### Task goal
Pictures stay out of the copy; restate everything else in the material exactly.
━━━━━ Data to use
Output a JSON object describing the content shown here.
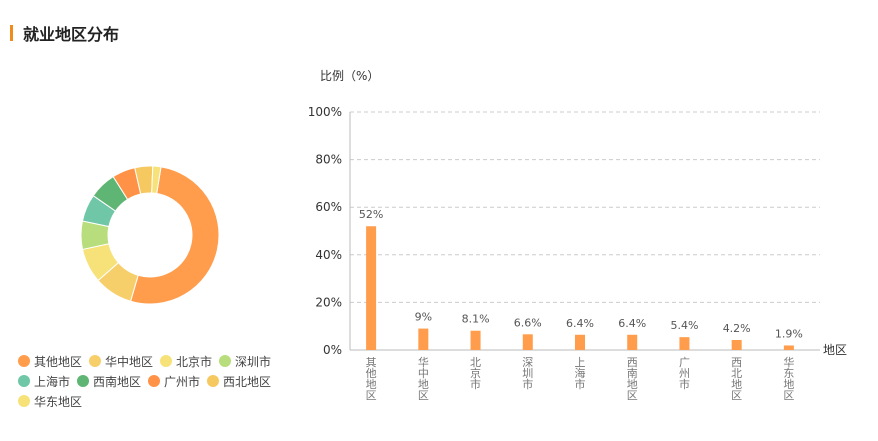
{
  "section": {
    "title": "就业地区分布"
  },
  "colors": {
    "accent": "#f08c1e",
    "bar": "#ff9d4d",
    "grid": "#cccccc",
    "slices": [
      "#ff9d4d",
      "#f7cf6a",
      "#f7e27a",
      "#b8dd7c",
      "#6fc7a8",
      "#5fb573",
      "#ff9247",
      "#f6c860",
      "#f7e27a"
    ]
  },
  "chart_data": {
    "type": "bar",
    "ylabel": "比例（%）",
    "xlabel": "地区",
    "ylim": [
      0,
      100
    ],
    "yticks": [
      "0%",
      "20%",
      "40%",
      "60%",
      "80%",
      "100%"
    ],
    "categories": [
      "其他地区",
      "华中地区",
      "北京市",
      "深圳市",
      "上海市",
      "西南地区",
      "广州市",
      "西北地区",
      "华东地区"
    ],
    "values": [
      52,
      9,
      8.1,
      6.6,
      6.4,
      6.4,
      5.4,
      4.2,
      1.9
    ],
    "value_labels": [
      "52%",
      "9%",
      "8.1%",
      "6.6%",
      "6.4%",
      "6.4%",
      "5.4%",
      "4.2%",
      "1.9%"
    ],
    "grid": true
  },
  "donut": {
    "type": "pie",
    "labels": [
      "其他地区",
      "华中地区",
      "北京市",
      "深圳市",
      "上海市",
      "西南地区",
      "广州市",
      "西北地区",
      "华东地区"
    ],
    "values": [
      52,
      9,
      8.1,
      6.6,
      6.4,
      6.4,
      5.4,
      4.2,
      1.9
    ]
  }
}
━━━━━━━━━━
### The result
Output a JSON object describing the content shown here.
{
  "section": {
    "title": "就业地区分布"
  },
  "colors": {
    "accent": "#f08c1e",
    "bar": "#ff9d4d",
    "grid": "#cccccc",
    "slices": [
      "#ff9d4d",
      "#f7cf6a",
      "#f7e27a",
      "#b8dd7c",
      "#6fc7a8",
      "#5fb573",
      "#ff9247",
      "#f6c860",
      "#f7e27a"
    ]
  },
  "chart_data": {
    "type": "bar",
    "ylabel": "比例（%）",
    "xlabel": "地区",
    "ylim": [
      0,
      100
    ],
    "yticks": [
      "0%",
      "20%",
      "40%",
      "60%",
      "80%",
      "100%"
    ],
    "categories": [
      "其他地区",
      "华中地区",
      "北京市",
      "深圳市",
      "上海市",
      "西南地区",
      "广州市",
      "西北地区",
      "华东地区"
    ],
    "values": [
      52,
      9,
      8.1,
      6.6,
      6.4,
      6.4,
      5.4,
      4.2,
      1.9
    ],
    "value_labels": [
      "52%",
      "9%",
      "8.1%",
      "6.6%",
      "6.4%",
      "6.4%",
      "5.4%",
      "4.2%",
      "1.9%"
    ],
    "grid": true
  },
  "donut": {
    "type": "pie",
    "labels": [
      "其他地区",
      "华中地区",
      "北京市",
      "深圳市",
      "上海市",
      "西南地区",
      "广州市",
      "西北地区",
      "华东地区"
    ],
    "values": [
      52,
      9,
      8.1,
      6.6,
      6.4,
      6.4,
      5.4,
      4.2,
      1.9
    ]
  }
}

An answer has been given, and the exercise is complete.